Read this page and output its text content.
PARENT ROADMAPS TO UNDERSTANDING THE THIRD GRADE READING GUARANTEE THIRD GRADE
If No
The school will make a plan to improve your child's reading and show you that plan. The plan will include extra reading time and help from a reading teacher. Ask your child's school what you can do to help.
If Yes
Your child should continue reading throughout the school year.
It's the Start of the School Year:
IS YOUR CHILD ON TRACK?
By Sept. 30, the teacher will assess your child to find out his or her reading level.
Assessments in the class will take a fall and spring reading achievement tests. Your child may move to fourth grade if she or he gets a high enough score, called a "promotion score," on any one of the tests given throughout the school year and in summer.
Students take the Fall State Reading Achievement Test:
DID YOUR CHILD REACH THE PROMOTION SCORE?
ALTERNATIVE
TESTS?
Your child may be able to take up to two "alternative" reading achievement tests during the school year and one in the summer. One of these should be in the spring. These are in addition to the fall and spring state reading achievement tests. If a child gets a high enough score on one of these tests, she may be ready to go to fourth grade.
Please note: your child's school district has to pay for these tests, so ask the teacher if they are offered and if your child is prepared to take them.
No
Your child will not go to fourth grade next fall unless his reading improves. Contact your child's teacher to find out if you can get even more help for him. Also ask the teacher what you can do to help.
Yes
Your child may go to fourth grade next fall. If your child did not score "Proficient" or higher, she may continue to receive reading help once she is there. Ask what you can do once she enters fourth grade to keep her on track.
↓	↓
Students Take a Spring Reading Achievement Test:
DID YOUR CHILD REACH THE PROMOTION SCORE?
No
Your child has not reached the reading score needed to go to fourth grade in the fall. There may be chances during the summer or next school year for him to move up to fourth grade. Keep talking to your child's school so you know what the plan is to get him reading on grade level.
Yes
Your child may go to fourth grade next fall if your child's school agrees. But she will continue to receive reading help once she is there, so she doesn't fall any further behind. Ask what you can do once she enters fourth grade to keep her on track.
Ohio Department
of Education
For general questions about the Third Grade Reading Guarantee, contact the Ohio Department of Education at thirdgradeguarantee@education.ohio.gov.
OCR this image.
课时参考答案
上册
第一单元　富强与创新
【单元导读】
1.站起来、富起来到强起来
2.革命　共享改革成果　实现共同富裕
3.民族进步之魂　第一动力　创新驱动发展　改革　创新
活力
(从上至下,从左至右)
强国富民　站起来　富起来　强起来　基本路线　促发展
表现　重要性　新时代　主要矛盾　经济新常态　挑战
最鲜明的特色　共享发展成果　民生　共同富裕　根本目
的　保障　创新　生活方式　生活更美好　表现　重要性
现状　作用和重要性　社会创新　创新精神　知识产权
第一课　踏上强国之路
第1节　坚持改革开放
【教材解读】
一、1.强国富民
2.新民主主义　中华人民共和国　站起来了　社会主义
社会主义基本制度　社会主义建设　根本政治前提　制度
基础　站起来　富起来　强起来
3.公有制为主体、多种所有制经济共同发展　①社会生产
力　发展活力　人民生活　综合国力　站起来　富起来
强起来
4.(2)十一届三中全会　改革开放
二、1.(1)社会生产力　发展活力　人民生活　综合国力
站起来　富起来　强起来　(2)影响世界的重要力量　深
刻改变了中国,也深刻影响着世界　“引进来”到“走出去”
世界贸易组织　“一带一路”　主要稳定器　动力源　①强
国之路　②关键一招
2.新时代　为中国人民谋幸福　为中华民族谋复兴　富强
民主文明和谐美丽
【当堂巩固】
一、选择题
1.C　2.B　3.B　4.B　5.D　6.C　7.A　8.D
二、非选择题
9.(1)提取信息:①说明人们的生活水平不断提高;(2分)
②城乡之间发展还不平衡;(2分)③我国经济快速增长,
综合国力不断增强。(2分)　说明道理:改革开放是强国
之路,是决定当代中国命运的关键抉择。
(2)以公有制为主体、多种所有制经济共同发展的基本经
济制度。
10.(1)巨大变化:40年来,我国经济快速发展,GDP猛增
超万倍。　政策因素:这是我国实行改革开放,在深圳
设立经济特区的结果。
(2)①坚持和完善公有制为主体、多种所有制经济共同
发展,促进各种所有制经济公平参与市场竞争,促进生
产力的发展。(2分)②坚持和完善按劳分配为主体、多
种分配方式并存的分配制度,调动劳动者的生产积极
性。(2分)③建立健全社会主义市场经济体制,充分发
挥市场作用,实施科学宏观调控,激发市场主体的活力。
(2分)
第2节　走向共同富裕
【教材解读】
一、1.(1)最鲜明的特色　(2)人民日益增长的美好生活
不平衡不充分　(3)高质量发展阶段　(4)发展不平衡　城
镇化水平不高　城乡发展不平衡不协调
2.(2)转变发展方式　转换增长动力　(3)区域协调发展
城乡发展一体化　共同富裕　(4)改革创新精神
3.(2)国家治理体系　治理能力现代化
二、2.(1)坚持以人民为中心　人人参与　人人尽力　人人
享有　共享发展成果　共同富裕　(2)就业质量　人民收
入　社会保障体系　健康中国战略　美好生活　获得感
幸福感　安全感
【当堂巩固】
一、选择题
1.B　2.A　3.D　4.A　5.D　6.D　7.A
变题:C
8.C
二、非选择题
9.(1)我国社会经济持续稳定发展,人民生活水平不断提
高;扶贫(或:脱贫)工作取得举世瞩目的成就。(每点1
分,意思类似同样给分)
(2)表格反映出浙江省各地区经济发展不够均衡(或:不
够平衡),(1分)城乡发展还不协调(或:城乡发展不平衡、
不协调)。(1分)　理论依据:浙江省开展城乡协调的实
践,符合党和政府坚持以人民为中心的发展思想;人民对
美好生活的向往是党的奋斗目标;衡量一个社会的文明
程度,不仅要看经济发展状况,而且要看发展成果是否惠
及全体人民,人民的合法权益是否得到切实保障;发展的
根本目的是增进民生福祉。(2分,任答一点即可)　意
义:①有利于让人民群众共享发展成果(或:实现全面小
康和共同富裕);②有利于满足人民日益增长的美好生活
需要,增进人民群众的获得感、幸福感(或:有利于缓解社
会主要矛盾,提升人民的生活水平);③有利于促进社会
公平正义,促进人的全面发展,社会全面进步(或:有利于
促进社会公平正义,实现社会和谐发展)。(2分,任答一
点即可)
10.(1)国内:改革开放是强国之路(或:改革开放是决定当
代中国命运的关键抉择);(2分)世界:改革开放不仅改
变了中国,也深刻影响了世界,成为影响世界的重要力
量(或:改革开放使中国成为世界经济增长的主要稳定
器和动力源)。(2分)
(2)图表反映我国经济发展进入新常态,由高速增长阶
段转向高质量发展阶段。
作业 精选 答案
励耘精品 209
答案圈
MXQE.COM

### WHAT YOU WILL DO:
In the entries above, find each line with the string "enters" and copy it.

### RESPONSE TO THIS TASK:
Your child may go to fourth grade next fall. If your child did not score "Proficient" or higher, she may continue to receive reading help once she is there. Ask what you can do once she enters fourth grade to keep her on track.
Your child may go to fourth grade next fall if your child's school agrees. But she will continue to receive reading help once she is there, so she doesn't fall any further behind. Ask what you can do once she enters fourth grade to keep her on track.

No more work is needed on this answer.